◆ What is being asked
Count, in the entries below, the lines in which "детских" occurs. Give the number, nothing more.

(Stored data entries)
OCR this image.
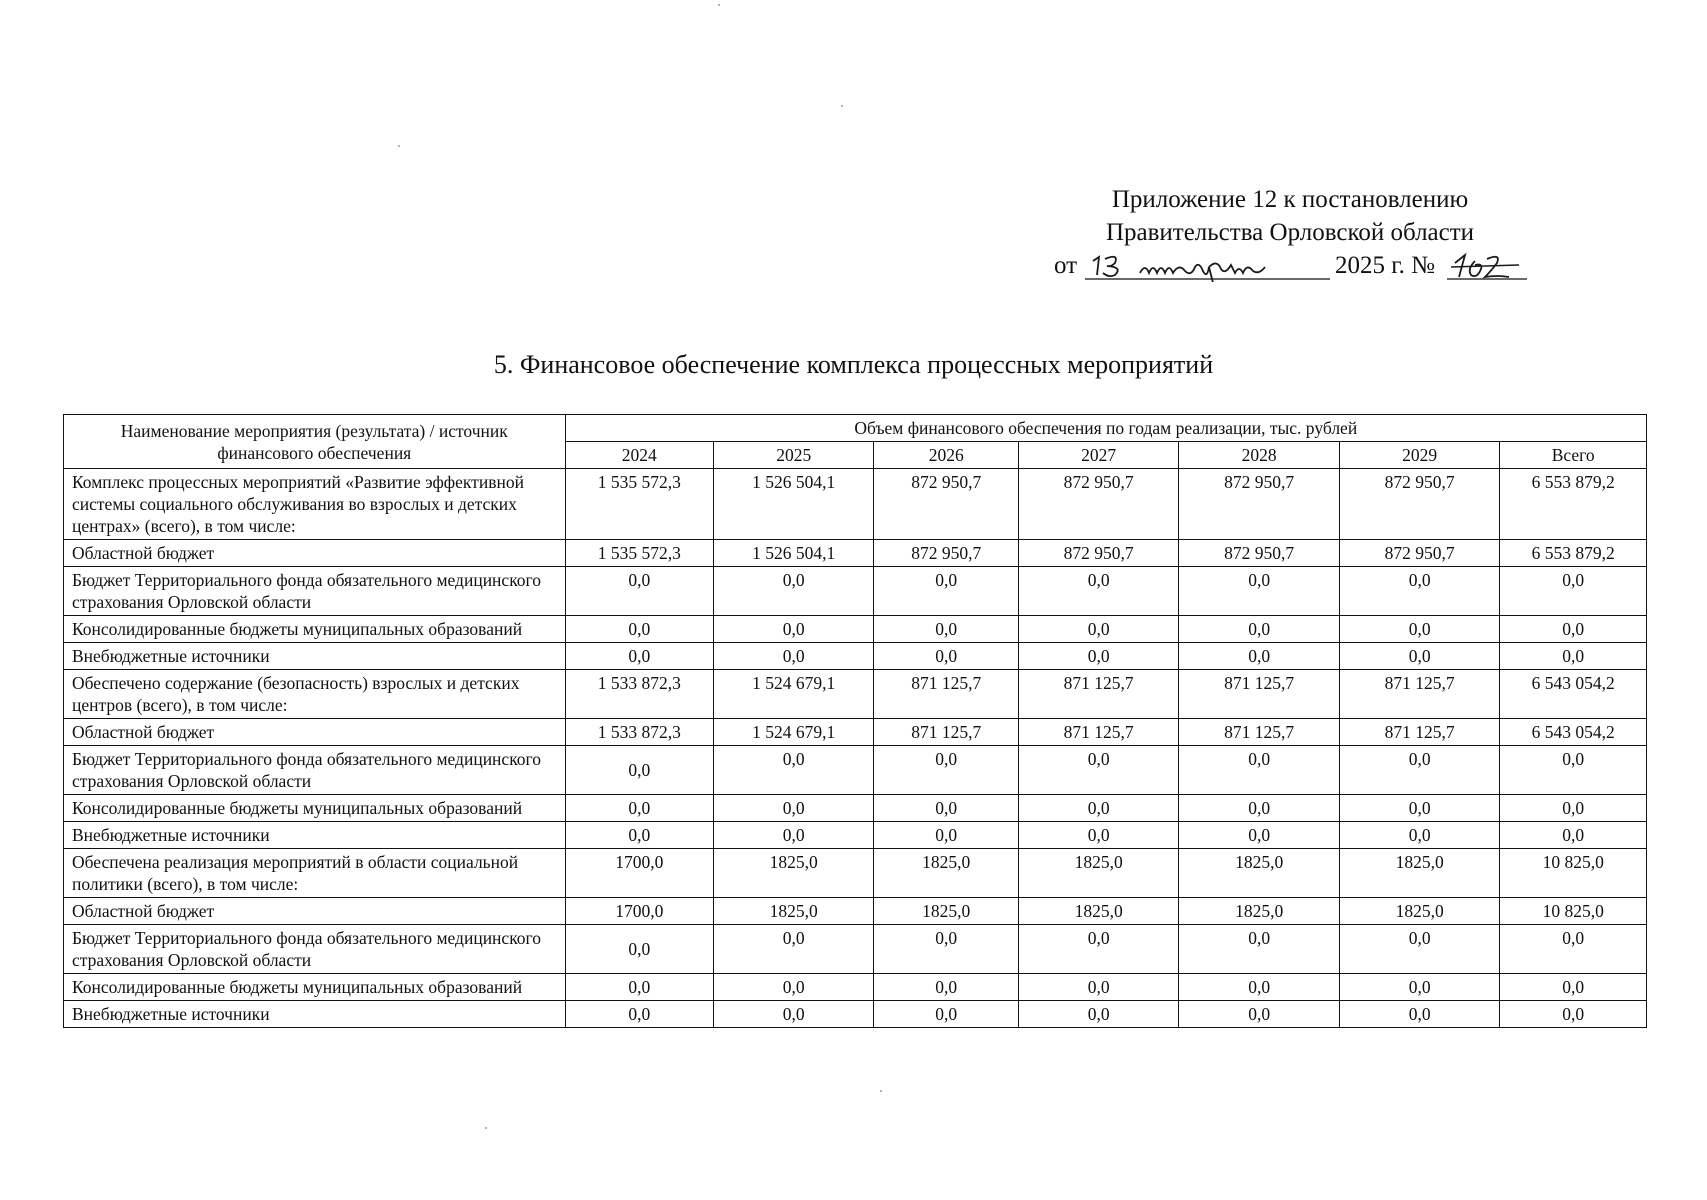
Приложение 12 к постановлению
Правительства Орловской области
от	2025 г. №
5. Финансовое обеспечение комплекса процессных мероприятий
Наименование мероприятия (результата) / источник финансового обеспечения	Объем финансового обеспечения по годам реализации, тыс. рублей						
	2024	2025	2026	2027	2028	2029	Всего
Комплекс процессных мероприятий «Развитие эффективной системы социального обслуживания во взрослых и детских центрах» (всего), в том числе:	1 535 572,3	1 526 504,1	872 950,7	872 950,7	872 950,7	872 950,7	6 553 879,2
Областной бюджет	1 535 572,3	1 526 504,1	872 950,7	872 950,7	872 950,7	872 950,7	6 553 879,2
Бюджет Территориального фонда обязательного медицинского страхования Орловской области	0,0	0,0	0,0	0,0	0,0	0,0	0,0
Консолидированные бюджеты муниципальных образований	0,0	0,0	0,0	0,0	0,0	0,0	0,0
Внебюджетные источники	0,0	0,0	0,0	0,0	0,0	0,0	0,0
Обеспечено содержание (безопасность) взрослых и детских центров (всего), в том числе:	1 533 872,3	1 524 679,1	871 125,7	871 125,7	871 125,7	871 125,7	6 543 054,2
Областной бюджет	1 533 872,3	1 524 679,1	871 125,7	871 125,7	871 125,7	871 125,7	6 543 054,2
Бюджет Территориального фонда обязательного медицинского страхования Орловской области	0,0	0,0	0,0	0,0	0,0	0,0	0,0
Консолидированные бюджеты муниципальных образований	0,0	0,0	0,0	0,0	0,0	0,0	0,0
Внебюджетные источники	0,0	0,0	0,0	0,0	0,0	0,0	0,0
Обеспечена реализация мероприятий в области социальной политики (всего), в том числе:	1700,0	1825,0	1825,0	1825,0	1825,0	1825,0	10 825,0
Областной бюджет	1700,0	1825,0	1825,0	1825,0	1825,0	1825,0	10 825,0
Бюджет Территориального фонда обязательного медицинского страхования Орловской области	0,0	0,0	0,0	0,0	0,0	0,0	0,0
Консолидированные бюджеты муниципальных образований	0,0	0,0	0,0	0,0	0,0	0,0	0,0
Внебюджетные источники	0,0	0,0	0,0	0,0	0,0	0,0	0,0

◆ Final result
2